**Written task**: Output each line of the material exactly as it stands.

(Extracted data entries)

----

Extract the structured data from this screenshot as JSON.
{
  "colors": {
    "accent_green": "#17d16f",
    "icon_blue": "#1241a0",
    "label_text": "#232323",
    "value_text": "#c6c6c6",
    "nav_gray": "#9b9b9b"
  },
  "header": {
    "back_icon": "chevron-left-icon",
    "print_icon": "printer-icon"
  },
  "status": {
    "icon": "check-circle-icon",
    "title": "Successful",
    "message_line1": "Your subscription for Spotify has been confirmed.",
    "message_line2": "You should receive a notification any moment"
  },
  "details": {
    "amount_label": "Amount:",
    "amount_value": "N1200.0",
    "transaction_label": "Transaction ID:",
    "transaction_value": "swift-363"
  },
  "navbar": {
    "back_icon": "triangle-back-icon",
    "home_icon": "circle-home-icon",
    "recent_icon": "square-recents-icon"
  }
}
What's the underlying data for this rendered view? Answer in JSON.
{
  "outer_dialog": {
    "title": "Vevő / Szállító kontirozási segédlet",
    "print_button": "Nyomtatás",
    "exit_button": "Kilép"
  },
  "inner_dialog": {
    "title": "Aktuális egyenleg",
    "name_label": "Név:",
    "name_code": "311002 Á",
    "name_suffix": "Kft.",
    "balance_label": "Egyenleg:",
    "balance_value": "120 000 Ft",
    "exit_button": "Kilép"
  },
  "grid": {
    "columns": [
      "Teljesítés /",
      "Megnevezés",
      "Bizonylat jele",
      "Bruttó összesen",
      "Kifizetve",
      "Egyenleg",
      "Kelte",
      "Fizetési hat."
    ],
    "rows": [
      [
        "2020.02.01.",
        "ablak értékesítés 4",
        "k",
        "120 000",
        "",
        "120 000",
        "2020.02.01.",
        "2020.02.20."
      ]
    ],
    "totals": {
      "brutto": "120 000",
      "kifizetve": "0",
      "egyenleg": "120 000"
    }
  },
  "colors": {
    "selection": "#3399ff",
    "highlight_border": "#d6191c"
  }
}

----

**Response to the task**:
Extract the structured data from this screenshot as JSON.
{
  "colors": {
    "accent_green": "#17d16f",
    "icon_blue": "#1241a0",
    "label_text": "#232323",
    "value_text": "#c6c6c6",
    "nav_gray": "#9b9b9b"
  },
  "header": {
    "back_icon": "chevron-left-icon",
    "print_icon": "printer-icon"
  },
  "status": {
    "icon": "check-circle-icon",
    "title": "Successful",
    "message_line1": "Your subscription for Spotify has been confirmed.",
    "message_line2": "You should receive a notification any moment"
  },
  "details": {
    "amount_label": "Amount:",
    "amount_value": "N1200.0",
    "transaction_label": "Transaction ID:",
    "transaction_value": "swift-363"
  },
  "navbar": {
    "back_icon": "triangle-back-icon",
    "home_icon": "circle-home-icon",
    "recent_icon": "square-recents-icon"
  }
}
What's the underlying data for this rendered view? Answer in JSON.
{
  "outer_dialog": {
    "title": "Vevő / Szállító kontirozási segédlet",
    "print_button": "Nyomtatás",
    "exit_button": "Kilép"
  },
  "inner_dialog": {
    "title": "Aktuális egyenleg",
    "name_label": "Név:",
    "name_code": "311002 Á",
    "name_suffix": "Kft.",
    "balance_label": "Egyenleg:",
    "balance_value": "120 000 Ft",
    "exit_button": "Kilép"
  },
  "grid": {
    "columns": [
      "Teljesítés /",
      "Megnevezés",
      "Bizonylat jele",
      "Bruttó összesen",
      "Kifizetve",
      "Egyenleg",
      "Kelte",
      "Fizetési hat."
    ],
    "rows": [
      [
        "2020.02.01.",
        "ablak értékesítés 4",
        "k",
        "120 000",
        "",
        "120 000",
        "2020.02.01.",
        "2020.02.20."
      ]
    ],
    "totals": {
      "brutto": "120 000",
      "kifizetve": "0",
      "egyenleg": "120 000"
    }
  },
  "colors": {
    "selection": "#3399ff",
    "highlight_border": "#d6191c"
  }
}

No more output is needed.